**SHORT EXERCISE**
Pick out all lines with the word "görüntüleme" from the records that follow.

**PROVIDED RECORDS**
__________________________________________________

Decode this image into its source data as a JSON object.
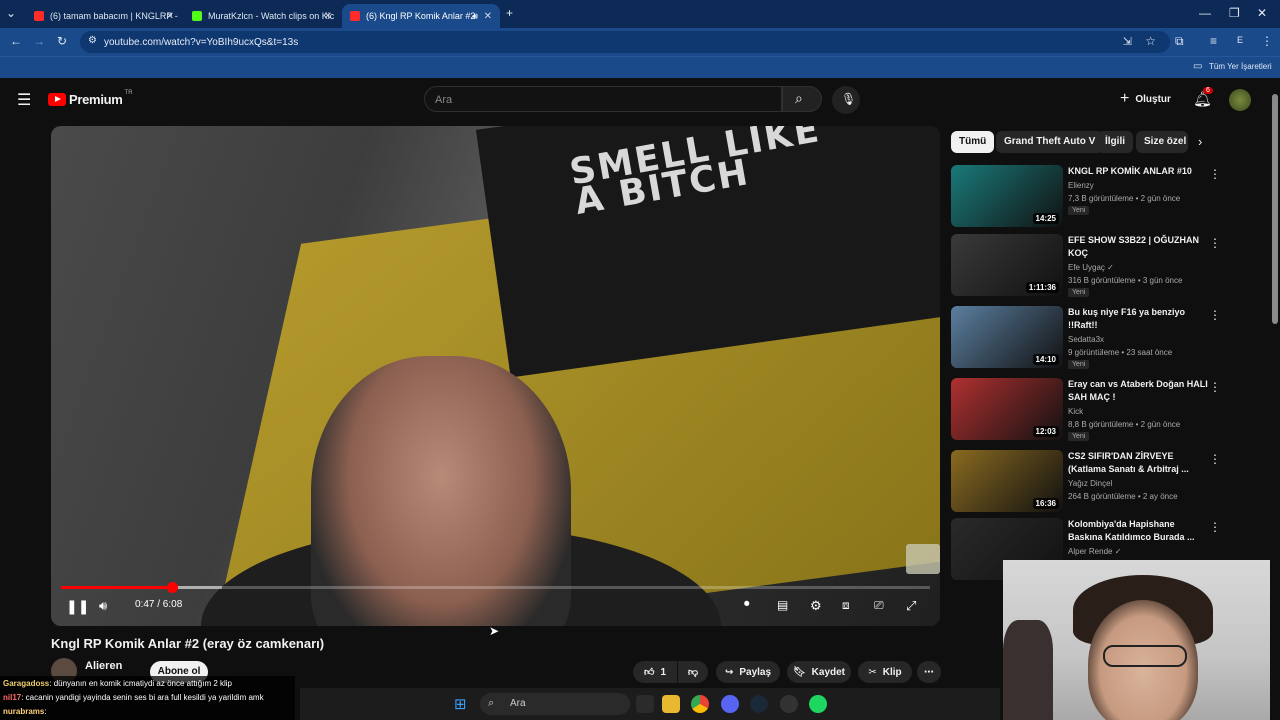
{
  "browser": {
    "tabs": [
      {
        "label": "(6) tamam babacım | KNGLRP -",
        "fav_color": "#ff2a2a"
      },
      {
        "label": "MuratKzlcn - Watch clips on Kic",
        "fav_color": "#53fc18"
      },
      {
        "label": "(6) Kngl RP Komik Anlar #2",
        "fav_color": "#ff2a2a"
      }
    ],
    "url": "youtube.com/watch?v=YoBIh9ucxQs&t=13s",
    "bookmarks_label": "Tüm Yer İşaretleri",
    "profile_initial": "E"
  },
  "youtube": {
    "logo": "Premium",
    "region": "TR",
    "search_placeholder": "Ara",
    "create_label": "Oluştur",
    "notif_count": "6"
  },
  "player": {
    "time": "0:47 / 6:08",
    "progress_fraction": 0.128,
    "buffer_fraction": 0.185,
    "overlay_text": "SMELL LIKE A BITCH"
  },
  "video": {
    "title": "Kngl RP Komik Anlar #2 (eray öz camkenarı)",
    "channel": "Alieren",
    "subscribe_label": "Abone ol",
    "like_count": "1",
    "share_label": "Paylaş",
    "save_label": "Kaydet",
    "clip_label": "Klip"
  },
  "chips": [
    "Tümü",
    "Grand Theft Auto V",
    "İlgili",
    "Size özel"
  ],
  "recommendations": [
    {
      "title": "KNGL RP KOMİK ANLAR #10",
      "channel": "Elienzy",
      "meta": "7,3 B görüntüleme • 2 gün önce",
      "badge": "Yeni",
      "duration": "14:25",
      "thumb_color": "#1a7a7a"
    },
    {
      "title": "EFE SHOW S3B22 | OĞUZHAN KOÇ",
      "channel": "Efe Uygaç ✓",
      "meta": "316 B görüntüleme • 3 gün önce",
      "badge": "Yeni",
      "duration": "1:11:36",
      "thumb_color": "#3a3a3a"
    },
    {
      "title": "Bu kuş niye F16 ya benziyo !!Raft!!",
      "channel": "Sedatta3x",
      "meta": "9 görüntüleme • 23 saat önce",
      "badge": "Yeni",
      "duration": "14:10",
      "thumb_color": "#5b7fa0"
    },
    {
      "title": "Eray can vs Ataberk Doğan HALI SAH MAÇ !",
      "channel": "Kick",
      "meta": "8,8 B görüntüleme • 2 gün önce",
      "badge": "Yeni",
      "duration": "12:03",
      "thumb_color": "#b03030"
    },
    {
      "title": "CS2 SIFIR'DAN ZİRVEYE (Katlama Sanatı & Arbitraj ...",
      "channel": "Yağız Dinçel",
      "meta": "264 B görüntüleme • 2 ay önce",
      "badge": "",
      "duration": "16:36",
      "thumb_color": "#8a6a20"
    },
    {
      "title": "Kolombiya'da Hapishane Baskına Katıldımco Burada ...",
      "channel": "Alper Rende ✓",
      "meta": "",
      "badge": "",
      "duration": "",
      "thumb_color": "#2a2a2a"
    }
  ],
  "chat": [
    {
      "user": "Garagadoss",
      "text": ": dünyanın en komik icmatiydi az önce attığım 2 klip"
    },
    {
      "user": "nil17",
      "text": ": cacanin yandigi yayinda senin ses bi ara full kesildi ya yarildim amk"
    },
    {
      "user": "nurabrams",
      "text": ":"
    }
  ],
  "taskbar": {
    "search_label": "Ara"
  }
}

__________________________________________________

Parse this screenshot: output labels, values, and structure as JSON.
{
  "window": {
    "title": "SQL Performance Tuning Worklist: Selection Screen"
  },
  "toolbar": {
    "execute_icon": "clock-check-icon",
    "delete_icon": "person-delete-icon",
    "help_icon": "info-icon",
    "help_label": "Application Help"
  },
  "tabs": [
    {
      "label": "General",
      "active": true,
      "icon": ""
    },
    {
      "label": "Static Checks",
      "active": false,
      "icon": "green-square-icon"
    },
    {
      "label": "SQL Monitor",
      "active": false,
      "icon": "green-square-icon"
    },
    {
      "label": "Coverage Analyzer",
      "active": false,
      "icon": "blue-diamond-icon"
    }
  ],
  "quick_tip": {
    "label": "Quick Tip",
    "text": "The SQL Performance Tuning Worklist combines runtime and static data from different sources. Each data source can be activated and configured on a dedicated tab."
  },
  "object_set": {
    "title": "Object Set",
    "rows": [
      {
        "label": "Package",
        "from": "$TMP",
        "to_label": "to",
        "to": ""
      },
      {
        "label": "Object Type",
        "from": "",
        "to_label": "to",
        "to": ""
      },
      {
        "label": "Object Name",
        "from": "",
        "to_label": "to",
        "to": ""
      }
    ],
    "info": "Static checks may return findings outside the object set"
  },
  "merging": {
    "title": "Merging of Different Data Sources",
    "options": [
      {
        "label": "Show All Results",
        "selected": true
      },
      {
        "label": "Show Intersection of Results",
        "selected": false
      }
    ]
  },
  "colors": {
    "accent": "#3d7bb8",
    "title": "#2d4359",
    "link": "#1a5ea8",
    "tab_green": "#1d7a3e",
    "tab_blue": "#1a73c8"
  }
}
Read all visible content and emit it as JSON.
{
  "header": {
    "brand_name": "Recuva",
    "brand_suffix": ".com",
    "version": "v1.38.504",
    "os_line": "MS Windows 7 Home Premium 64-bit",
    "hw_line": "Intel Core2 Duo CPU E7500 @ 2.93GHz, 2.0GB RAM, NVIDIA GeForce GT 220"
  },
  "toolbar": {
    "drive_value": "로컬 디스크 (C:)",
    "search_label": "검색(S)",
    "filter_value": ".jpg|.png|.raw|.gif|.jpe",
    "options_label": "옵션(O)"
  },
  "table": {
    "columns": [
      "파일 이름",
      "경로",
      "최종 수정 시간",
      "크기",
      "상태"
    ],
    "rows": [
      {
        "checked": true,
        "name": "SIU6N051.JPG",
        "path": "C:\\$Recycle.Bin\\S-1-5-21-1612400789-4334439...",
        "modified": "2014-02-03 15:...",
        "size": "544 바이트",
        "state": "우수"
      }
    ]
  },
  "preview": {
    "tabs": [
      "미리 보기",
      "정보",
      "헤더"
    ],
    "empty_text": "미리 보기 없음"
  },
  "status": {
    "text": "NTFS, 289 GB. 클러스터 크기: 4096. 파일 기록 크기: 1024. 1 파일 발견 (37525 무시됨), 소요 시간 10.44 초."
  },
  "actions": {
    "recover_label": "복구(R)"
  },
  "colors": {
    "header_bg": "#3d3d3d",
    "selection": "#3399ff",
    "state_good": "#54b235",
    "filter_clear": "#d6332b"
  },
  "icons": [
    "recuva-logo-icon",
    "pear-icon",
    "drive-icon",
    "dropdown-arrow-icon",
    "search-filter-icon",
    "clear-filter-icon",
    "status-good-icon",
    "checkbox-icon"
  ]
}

__________________________________________________

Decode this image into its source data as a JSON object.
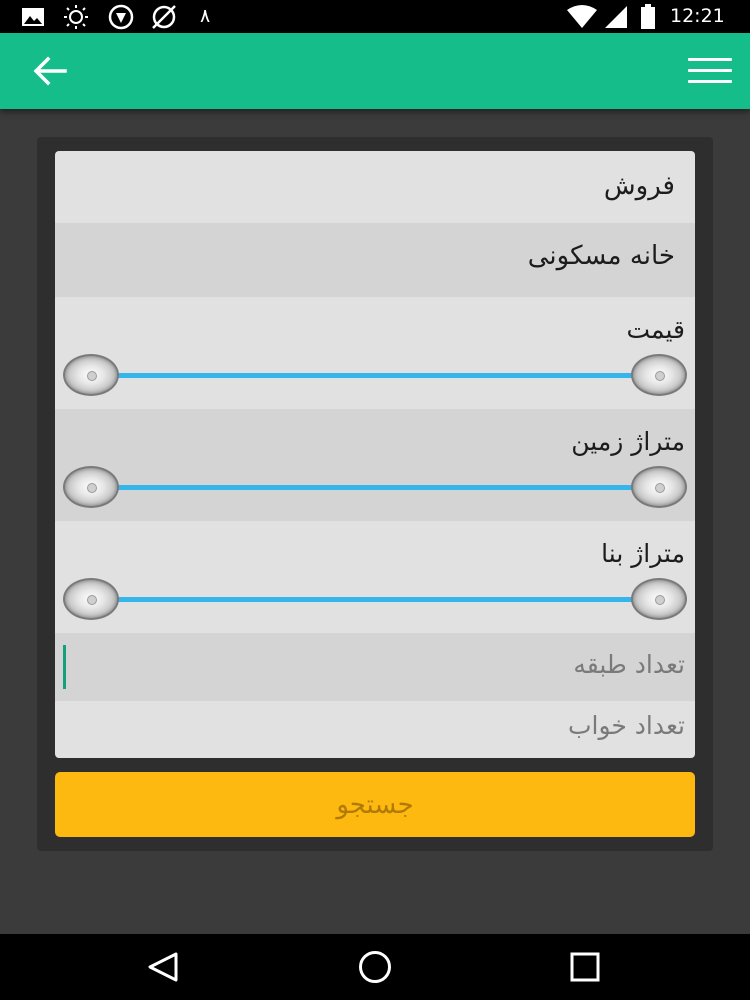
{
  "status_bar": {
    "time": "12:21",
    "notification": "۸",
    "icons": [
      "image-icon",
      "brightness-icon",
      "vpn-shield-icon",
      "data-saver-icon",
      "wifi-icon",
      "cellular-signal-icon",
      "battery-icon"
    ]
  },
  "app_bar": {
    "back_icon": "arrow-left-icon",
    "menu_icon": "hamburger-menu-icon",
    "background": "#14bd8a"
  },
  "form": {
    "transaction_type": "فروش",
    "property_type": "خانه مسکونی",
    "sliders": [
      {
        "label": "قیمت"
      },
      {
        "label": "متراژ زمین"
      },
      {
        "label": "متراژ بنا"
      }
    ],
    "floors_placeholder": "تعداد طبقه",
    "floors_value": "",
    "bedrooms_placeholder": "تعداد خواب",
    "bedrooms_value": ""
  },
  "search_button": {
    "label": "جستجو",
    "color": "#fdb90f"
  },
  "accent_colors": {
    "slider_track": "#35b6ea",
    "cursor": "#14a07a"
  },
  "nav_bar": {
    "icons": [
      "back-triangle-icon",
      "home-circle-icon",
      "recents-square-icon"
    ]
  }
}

__________________________________________________

**SOLUTION FOR THIS TASK**
      "meta": "7,3 B görüntüleme • 2 gün önce",
      "meta": "316 B görüntüleme • 3 gün önce",
      "meta": "9 görüntüleme • 23 saat önce",
      "meta": "8,8 B görüntüleme • 2 gün önce",
      "meta": "264 B görüntüleme • 2 ay önce",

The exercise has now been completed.